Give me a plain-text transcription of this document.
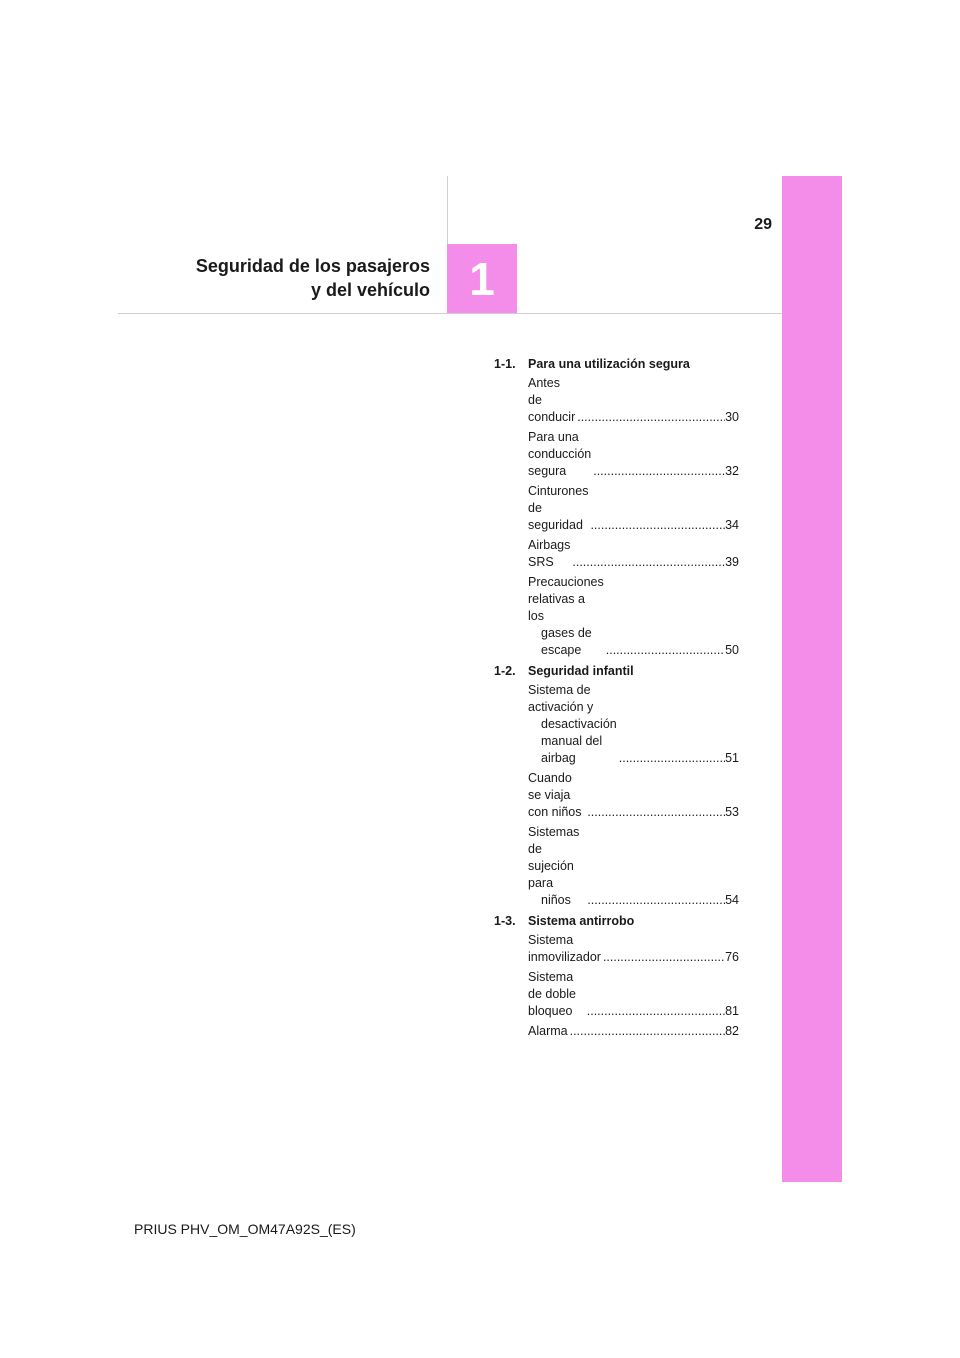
1
29
Seguridad de los pasajeros
y del vehículo
1-1. Para una utilización segura
Antes de conducir .....	30
Para una conducción segura .....	32
Cinturones de seguridad .....	34
Airbags SRS .....	39
Precauciones relativas a los
gases de escape .....	50
1-2. Seguridad infantil
Sistema de activación y
desactivación manual del
airbag .....	51
Cuando se viaja con niños .....	53
Sistemas de sujeción para
niños .....	54
1-3. Sistema antirrobo
Sistema inmovilizador .....	76
Sistema de doble bloqueo .....	81
Alarma .....	82
PRIUS PHV_OM_OM47A92S_(ES)
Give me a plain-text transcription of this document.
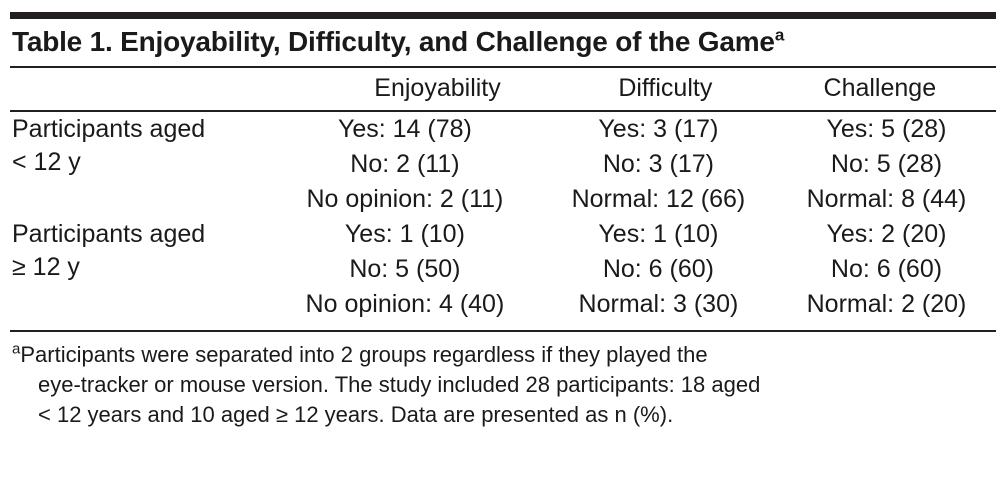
Table 1. Enjoyability, Difficulty, and Challenge of the Game$^a$
	Enjoyability	Difficulty	Challenge
Participants aged
< 12 y	Yes: 14 (78)	Yes: 3 (17)	Yes: 5 (28)
	No: 2 (11)	No: 3 (17)	No: 5 (28)
	No opinion: 2 (11)	Normal: 12 (66)	Normal: 8 (44)

Participants aged
≥ 12 y	Yes: 1 (10)	Yes: 1 (10)	Yes: 2 (20)
	No: 5 (50)	No: 6 (60)	No: 6 (60)
	No opinion: 4 (40)	Normal: 3 (30)	Normal: 2 (20)
$^a$Participants were separated into 2 groups regardless if they played the
eye-tracker or mouse version. The study included 28 participants: 18 aged
< 12 years and 10 aged ≥ 12 years. Data are presented as n (%).
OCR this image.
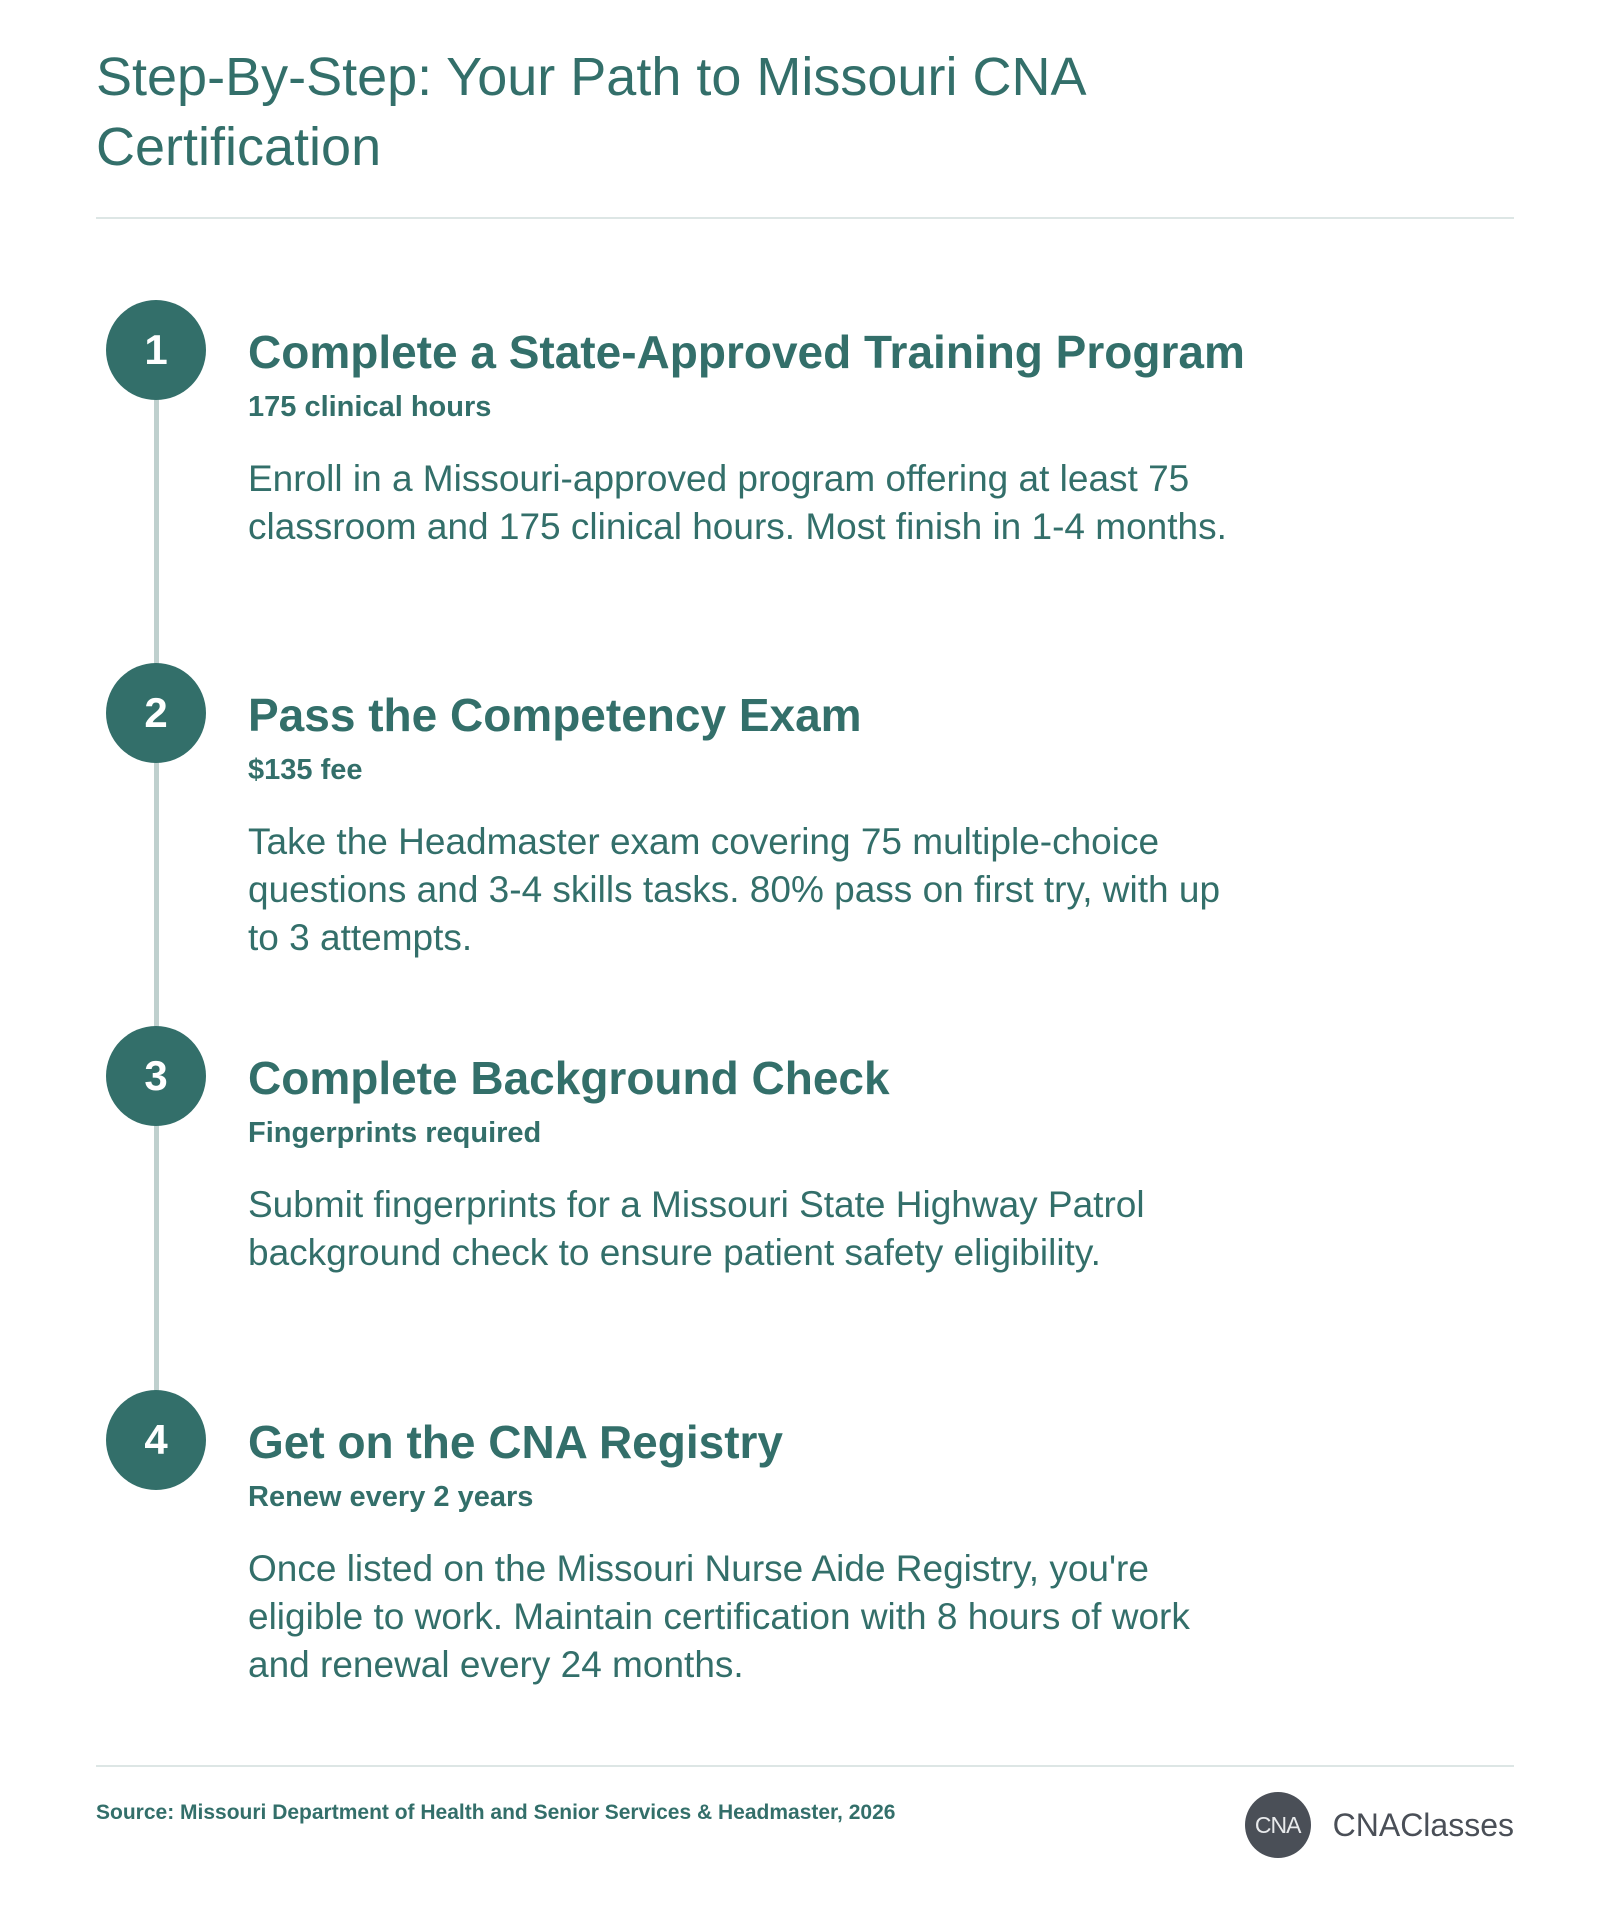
Step-By-Step: Your Path to Missouri CNA Certification
1	Complete a State-Approved Training Program
175 clinical hours
Enroll in a Missouri-approved program offering at least 75 classroom and 175 clinical hours. Most finish in 1-4 months.
2	Pass the Competency Exam
$135 fee
Take the Headmaster exam covering 75 multiple-choice questions and 3-4 skills tasks. 80% pass on first try, with up to 3 attempts.
3	Complete Background Check
Fingerprints required
Submit fingerprints for a Missouri State Highway Patrol background check to ensure patient safety eligibility.
4	Get on the CNA Registry
Renew every 2 years
Once listed on the Missouri Nurse Aide Registry, you're eligible to work. Maintain certification with 8 hours of work and renewal every 24 months.
Source: Missouri Department of Health and Senior Services & Headmaster, 2026	CNA	CNAClasses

^^^^^^^^^^^^^^^^

Reproduce the whole listing exactly, but not the images in it.

Solution to the problem:
Give me a plain-text transcription of this document.
1
29
Seguridad de los pasajeros
y del vehículo
1-1. Para una utilización segura
Antes de conducir .....	30
Para una conducción segura .....	32
Cinturones de seguridad .....	34
Airbags SRS .....	39
Precauciones relativas a los
gases de escape .....	50
1-2. Seguridad infantil
Sistema de activación y
desactivación manual del
airbag .....	51
Cuando se viaja con niños .....	53
Sistemas de sujeción para
niños .....	54
1-3. Sistema antirrobo
Sistema inmovilizador .....	76
Sistema de doble bloqueo .....	81
Alarma .....	82
PRIUS PHV_OM_OM47A92S_(ES)
Give me a plain-text transcription of this document.
Table 1. Enjoyability, Difficulty, and Challenge of the Game$^a$
	Enjoyability	Difficulty	Challenge
Participants aged
< 12 y	Yes: 14 (78)	Yes: 3 (17)	Yes: 5 (28)
	No: 2 (11)	No: 3 (17)	No: 5 (28)
	No opinion: 2 (11)	Normal: 12 (66)	Normal: 8 (44)

Participants aged
≥ 12 y	Yes: 1 (10)	Yes: 1 (10)	Yes: 2 (20)
	No: 5 (50)	No: 6 (60)	No: 6 (60)
	No opinion: 4 (40)	Normal: 3 (30)	Normal: 2 (20)
$^a$Participants were separated into 2 groups regardless if they played the
eye-tracker or mouse version. The study included 28 participants: 18 aged
< 12 years and 10 aged ≥ 12 years. Data are presented as n (%).
OCR this image.
Step-By-Step: Your Path to Missouri CNA Certification
1	Complete a State-Approved Training Program
175 clinical hours
Enroll in a Missouri-approved program offering at least 75 classroom and 175 clinical hours. Most finish in 1-4 months.
2	Pass the Competency Exam
$135 fee
Take the Headmaster exam covering 75 multiple-choice questions and 3-4 skills tasks. 80% pass on first try, with up to 3 attempts.
3	Complete Background Check
Fingerprints required
Submit fingerprints for a Missouri State Highway Patrol background check to ensure patient safety eligibility.
4	Get on the CNA Registry
Renew every 2 years
Once listed on the Missouri Nurse Aide Registry, you're eligible to work. Maintain certification with 8 hours of work and renewal every 24 months.
Source: Missouri Department of Health and Senior Services & Headmaster, 2026	CNA	CNAClasses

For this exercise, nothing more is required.